▶ [SUPPLIED PASSAGE]
Purpose of the Study:

  • To introduce SNAP-MS (Stationary-phase-dissolvable Native Affinity Purification and Mass Spectrometric characterization).
  • To enable highly efficient purification and characterization of protein complexes from low-input samples (pico-mole level).
  • To provide a rapid and accurate method for native mass spectrometry analysis.

Main Methods:

  • Developed SNAP-MS, a strategy involving stationary-phase dissolving for target recovery.
  • Utilized high-affinity bait-target pairs for efficient capture.
  • Integrated native mass spectrometry (MS) for structural and compositional analysis.
  • Employed an algorithm for charge removal and mass correction in MS analysis.

Main Results:

  • Achieved highly efficient purification and characterization from pico-mole level inputs.
  • Enabled native MS analysis of intact protein complexes, revealing stoichiometry, topology, and proteoform distribution.
  • Demonstrated enhanced accuracy for heterogeneously glycosylated complexes.
  • Reduced sample-to-data acquisition time to as little as 2 hours.

Conclusions:

  • SNAP-MS offers a versatile and efficient solution for characterizing native protein complexes.
  • The method is suitable for low-input biological samples, including blood.
  • SNAP-MS significantly advances the ability to study complex biological mechanisms through protein interaction analysis.

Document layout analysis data
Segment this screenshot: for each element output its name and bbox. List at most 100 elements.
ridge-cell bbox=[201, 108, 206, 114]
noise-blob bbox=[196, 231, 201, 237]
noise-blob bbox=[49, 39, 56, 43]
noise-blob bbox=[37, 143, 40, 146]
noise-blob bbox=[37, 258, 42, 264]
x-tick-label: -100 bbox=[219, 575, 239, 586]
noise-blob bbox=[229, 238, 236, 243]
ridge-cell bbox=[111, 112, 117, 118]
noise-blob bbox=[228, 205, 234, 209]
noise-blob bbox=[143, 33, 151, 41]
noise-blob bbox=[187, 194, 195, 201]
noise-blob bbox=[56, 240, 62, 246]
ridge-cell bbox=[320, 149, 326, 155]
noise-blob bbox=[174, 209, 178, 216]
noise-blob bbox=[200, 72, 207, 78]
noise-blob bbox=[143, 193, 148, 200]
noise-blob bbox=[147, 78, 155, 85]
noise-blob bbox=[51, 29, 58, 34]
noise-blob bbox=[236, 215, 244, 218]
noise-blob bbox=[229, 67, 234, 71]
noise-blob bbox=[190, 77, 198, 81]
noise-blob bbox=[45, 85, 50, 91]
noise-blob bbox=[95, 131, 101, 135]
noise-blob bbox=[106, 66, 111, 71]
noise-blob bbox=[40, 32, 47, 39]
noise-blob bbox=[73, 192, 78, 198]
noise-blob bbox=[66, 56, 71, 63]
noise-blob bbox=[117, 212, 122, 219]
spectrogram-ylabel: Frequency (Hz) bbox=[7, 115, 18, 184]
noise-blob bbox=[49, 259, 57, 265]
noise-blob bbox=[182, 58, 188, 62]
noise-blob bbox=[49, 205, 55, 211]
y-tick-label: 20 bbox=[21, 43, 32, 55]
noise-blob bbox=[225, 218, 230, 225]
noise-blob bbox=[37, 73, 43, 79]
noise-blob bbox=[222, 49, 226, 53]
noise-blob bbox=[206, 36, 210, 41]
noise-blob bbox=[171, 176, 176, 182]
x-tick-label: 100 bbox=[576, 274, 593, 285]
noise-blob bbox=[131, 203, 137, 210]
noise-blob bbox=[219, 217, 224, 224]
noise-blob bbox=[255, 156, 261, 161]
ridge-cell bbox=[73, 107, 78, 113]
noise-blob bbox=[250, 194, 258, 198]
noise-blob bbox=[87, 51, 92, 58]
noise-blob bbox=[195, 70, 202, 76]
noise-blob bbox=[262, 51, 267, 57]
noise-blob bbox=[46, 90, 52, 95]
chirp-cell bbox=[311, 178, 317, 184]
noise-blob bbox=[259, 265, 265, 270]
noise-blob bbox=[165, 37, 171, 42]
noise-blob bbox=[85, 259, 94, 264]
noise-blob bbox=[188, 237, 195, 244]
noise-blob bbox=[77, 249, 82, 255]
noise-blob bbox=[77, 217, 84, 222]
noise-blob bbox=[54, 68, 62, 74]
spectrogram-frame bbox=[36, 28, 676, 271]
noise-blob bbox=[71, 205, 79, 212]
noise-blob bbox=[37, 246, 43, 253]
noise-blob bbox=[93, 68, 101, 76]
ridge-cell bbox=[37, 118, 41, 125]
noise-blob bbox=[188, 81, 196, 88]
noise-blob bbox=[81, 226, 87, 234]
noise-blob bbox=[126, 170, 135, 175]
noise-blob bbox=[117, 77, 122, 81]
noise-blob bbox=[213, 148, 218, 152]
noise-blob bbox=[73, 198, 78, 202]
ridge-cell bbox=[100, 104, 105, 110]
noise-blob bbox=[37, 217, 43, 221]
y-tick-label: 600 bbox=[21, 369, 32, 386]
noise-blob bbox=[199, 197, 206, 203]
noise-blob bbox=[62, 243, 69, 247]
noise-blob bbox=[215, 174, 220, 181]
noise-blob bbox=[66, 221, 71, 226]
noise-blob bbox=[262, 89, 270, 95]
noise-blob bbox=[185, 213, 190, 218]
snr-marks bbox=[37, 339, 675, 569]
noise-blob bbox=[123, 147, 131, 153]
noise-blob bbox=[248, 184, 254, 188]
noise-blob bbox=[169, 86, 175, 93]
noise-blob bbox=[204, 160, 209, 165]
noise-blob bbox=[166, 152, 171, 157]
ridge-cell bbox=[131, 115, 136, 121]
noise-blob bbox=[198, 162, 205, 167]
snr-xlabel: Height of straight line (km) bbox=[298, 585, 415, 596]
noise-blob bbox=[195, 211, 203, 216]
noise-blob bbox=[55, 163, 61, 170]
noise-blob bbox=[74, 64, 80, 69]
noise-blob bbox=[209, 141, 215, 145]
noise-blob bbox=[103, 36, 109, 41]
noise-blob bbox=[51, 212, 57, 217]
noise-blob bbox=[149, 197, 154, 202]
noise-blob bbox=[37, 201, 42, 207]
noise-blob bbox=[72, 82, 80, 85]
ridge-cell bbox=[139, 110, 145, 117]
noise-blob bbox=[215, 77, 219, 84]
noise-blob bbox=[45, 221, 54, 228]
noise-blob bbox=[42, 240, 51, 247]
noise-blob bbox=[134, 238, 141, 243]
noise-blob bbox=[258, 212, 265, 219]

▶ [WHAT YOU SHOULD DO]
According to the SNAP-MS summary, to what length of time was sample-to-data acquisition reduced? The records are not required for the task.

▶ [EXERCISE RESULT]
As little as 2 hours.